> [Requirement]: Retype the listing that follows, word for word.

> [Entries from a dataset]:
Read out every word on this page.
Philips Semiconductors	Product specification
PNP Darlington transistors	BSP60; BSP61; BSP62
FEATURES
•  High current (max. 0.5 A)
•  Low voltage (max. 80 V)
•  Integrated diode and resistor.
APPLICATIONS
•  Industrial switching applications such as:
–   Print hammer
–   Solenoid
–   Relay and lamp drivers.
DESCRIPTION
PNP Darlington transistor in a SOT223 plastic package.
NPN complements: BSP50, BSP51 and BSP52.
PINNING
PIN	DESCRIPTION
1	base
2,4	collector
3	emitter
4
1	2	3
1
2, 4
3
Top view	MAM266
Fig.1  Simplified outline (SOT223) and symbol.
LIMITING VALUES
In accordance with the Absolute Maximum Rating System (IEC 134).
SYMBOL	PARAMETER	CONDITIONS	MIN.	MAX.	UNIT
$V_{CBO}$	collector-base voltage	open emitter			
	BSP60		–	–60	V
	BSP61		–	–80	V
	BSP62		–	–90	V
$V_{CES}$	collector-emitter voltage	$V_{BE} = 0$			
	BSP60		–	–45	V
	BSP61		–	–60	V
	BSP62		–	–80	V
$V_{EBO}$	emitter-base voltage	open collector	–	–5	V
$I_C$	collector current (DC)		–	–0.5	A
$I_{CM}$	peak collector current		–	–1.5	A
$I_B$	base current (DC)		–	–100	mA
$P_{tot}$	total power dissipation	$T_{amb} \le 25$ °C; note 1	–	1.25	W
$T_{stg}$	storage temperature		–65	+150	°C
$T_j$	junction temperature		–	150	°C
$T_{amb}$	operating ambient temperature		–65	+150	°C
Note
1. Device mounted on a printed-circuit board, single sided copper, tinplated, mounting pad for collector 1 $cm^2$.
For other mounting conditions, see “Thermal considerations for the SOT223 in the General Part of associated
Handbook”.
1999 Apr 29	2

> [Worked solution]:
Read out every word on this page.
Philips Semiconductors	Product specification
PNP Darlington transistors	BSP60; BSP61; BSP62
FEATURES
•  High current (max. 0.5 A)
•  Low voltage (max. 80 V)
•  Integrated diode and resistor.
APPLICATIONS
•  Industrial switching applications such as:
–   Print hammer
–   Solenoid
–   Relay and lamp drivers.
DESCRIPTION
PNP Darlington transistor in a SOT223 plastic package.
NPN complements: BSP50, BSP51 and BSP52.
PINNING
PIN	DESCRIPTION
1	base
2,4	collector
3	emitter
4
1	2	3
1
2, 4
3
Top view	MAM266
Fig.1  Simplified outline (SOT223) and symbol.
LIMITING VALUES
In accordance with the Absolute Maximum Rating System (IEC 134).
SYMBOL	PARAMETER	CONDITIONS	MIN.	MAX.	UNIT
$V_{CBO}$	collector-base voltage	open emitter			
	BSP60		–	–60	V
	BSP61		–	–80	V
	BSP62		–	–90	V
$V_{CES}$	collector-emitter voltage	$V_{BE} = 0$			
	BSP60		–	–45	V
	BSP61		–	–60	V
	BSP62		–	–80	V
$V_{EBO}$	emitter-base voltage	open collector	–	–5	V
$I_C$	collector current (DC)		–	–0.5	A
$I_{CM}$	peak collector current		–	–1.5	A
$I_B$	base current (DC)		–	–100	mA
$P_{tot}$	total power dissipation	$T_{amb} \le 25$ °C; note 1	–	1.25	W
$T_{stg}$	storage temperature		–65	+150	°C
$T_j$	junction temperature		–	150	°C
$T_{amb}$	operating ambient temperature		–65	+150	°C
Note
1. Device mounted on a printed-circuit board, single sided copper, tinplated, mounting pad for collector 1 $cm^2$.
For other mounting conditions, see “Thermal considerations for the SOT223 in the General Part of associated
Handbook”.
1999 Apr 29	2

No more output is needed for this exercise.